[START RECORD SET]

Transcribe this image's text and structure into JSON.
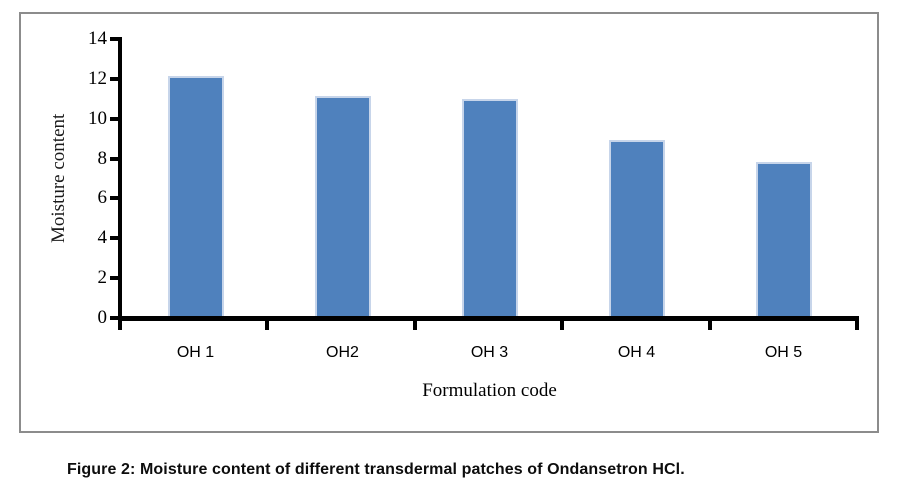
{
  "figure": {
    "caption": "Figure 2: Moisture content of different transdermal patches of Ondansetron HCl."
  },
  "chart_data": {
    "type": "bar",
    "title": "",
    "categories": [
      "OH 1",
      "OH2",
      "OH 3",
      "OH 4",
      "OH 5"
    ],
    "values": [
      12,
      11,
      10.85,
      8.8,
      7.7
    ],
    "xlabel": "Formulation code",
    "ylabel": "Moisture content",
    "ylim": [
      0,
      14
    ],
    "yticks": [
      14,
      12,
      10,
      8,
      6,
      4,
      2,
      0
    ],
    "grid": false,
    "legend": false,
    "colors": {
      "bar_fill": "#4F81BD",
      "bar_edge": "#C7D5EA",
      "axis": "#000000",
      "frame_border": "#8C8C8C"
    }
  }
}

[END RECORD SET]
[START RECORD SET]

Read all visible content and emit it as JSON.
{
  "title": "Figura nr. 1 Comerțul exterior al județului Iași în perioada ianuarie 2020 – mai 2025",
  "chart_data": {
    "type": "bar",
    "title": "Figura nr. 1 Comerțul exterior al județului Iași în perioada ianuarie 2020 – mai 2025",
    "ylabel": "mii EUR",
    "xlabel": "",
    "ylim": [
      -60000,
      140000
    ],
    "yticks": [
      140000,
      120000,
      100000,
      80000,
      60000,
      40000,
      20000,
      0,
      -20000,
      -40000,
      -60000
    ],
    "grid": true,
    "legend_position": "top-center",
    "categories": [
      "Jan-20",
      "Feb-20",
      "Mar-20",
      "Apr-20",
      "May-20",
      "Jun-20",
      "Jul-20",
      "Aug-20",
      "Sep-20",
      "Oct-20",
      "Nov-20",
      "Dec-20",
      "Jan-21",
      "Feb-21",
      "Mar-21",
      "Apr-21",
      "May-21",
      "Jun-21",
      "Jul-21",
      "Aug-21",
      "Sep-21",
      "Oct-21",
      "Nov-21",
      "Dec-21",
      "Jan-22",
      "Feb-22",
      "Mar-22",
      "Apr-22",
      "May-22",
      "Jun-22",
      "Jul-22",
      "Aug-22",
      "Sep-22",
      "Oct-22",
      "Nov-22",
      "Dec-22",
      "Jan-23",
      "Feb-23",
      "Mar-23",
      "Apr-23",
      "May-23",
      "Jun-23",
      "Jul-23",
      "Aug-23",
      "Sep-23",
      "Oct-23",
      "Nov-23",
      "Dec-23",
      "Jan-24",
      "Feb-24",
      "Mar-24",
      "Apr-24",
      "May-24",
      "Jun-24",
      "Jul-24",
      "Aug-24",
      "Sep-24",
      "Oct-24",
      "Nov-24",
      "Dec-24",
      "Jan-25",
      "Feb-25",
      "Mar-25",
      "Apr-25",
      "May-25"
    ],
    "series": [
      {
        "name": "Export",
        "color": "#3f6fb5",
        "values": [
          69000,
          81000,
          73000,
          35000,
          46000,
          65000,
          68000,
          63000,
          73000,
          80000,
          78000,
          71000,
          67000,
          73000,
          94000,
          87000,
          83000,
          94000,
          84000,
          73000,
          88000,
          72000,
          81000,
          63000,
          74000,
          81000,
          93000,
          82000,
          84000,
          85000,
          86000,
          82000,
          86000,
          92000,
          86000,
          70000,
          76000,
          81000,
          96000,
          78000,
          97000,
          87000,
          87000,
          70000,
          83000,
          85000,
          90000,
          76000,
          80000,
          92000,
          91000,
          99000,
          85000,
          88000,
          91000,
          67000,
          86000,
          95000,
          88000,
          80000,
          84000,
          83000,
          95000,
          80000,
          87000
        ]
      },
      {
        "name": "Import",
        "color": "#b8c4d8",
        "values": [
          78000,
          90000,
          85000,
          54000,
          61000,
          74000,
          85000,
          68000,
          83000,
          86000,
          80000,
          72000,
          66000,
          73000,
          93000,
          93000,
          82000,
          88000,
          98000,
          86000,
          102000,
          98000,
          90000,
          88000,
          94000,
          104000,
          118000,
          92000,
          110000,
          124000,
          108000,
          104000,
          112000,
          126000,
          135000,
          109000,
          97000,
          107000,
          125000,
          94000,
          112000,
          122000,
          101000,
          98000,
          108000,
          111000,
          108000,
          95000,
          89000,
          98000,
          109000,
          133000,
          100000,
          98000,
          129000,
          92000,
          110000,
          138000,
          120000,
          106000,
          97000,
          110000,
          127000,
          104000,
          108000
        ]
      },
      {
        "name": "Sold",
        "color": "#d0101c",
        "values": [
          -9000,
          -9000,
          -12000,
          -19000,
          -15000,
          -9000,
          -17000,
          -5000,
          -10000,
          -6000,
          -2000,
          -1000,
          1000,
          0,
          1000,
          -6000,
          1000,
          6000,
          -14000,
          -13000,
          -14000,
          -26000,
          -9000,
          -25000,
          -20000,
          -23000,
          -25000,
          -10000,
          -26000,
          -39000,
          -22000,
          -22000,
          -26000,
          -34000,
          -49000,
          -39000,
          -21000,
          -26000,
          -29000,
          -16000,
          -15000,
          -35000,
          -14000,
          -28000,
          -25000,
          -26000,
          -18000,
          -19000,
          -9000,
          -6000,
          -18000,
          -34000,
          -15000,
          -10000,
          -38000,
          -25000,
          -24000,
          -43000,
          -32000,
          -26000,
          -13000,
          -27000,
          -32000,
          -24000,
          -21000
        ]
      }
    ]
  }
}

[END RECORD SET]

EXERCISE TASK: Where a line in the material contains "exterior", copy that line.

ANSWER TO THIS EXERCISE:
  "title": "Figura nr. 1 Comerțul exterior al județului Iași în perioada ianuarie 2020 – mai 2025",
    "title": "Figura nr. 1 Comerțul exterior al județului Iași în perioada ianuarie 2020 – mai 2025",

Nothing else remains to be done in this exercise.